Some records:
-- Start --

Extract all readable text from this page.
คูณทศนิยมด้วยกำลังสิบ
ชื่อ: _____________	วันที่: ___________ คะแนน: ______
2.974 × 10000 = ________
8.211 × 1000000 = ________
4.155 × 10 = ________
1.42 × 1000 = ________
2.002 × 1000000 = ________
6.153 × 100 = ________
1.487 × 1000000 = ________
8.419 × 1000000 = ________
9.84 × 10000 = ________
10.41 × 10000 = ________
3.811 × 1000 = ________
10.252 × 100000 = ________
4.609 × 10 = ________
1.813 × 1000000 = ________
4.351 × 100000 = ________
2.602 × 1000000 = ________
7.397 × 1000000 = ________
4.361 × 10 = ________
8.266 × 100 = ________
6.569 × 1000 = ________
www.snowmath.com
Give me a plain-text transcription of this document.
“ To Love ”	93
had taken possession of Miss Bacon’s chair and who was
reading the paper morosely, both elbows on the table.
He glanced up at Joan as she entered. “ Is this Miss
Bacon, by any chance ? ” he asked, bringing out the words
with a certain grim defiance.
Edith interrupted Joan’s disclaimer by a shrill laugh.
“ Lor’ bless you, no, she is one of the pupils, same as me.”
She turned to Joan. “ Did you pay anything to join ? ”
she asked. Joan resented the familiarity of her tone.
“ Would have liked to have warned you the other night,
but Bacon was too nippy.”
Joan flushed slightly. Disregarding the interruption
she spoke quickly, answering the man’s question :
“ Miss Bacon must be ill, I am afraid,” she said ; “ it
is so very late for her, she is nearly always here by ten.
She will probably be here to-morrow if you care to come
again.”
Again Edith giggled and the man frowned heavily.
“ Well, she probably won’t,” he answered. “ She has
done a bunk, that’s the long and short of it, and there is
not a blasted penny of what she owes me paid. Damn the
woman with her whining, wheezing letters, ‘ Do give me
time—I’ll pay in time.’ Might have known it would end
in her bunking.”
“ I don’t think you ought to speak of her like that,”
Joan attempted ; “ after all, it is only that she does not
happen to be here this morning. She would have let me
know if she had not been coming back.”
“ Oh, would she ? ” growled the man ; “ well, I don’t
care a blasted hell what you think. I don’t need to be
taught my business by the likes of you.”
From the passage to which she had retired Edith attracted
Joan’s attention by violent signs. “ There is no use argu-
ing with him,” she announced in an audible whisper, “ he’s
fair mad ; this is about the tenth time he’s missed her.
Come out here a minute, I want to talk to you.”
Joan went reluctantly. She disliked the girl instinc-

-- End --

### Exercise
Write the data back out verbatim.

### Final answer
Extract all readable text from this page.
คูณทศนิยมด้วยกำลังสิบ
ชื่อ: _____________	วันที่: ___________ คะแนน: ______
2.974 × 10000 = ________
8.211 × 1000000 = ________
4.155 × 10 = ________
1.42 × 1000 = ________
2.002 × 1000000 = ________
6.153 × 100 = ________
1.487 × 1000000 = ________
8.419 × 1000000 = ________
9.84 × 10000 = ________
10.41 × 10000 = ________
3.811 × 1000 = ________
10.252 × 100000 = ________
4.609 × 10 = ________
1.813 × 1000000 = ________
4.351 × 100000 = ________
2.602 × 1000000 = ________
7.397 × 1000000 = ________
4.361 × 10 = ________
8.266 × 100 = ________
6.569 × 1000 = ________
www.snowmath.com
Give me a plain-text transcription of this document.
“ To Love ”	93
had taken possession of Miss Bacon’s chair and who was
reading the paper morosely, both elbows on the table.
He glanced up at Joan as she entered. “ Is this Miss
Bacon, by any chance ? ” he asked, bringing out the words
with a certain grim defiance.
Edith interrupted Joan’s disclaimer by a shrill laugh.
“ Lor’ bless you, no, she is one of the pupils, same as me.”
She turned to Joan. “ Did you pay anything to join ? ”
she asked. Joan resented the familiarity of her tone.
“ Would have liked to have warned you the other night,
but Bacon was too nippy.”
Joan flushed slightly. Disregarding the interruption
she spoke quickly, answering the man’s question :
“ Miss Bacon must be ill, I am afraid,” she said ; “ it
is so very late for her, she is nearly always here by ten.
She will probably be here to-morrow if you care to come
again.”
Again Edith giggled and the man frowned heavily.
“ Well, she probably won’t,” he answered. “ She has
done a bunk, that’s the long and short of it, and there is
not a blasted penny of what she owes me paid. Damn the
woman with her whining, wheezing letters, ‘ Do give me
time—I’ll pay in time.’ Might have known it would end
in her bunking.”
“ I don’t think you ought to speak of her like that,”
Joan attempted ; “ after all, it is only that she does not
happen to be here this morning. She would have let me
know if she had not been coming back.”
“ Oh, would she ? ” growled the man ; “ well, I don’t
care a blasted hell what you think. I don’t need to be
taught my business by the likes of you.”
From the passage to which she had retired Edith attracted
Joan’s attention by violent signs. “ There is no use argu-
ing with him,” she announced in an audible whisper, “ he’s
fair mad ; this is about the tenth time he’s missed her.
Come out here a minute, I want to talk to you.”
Joan went reluctantly. She disliked the girl instinc-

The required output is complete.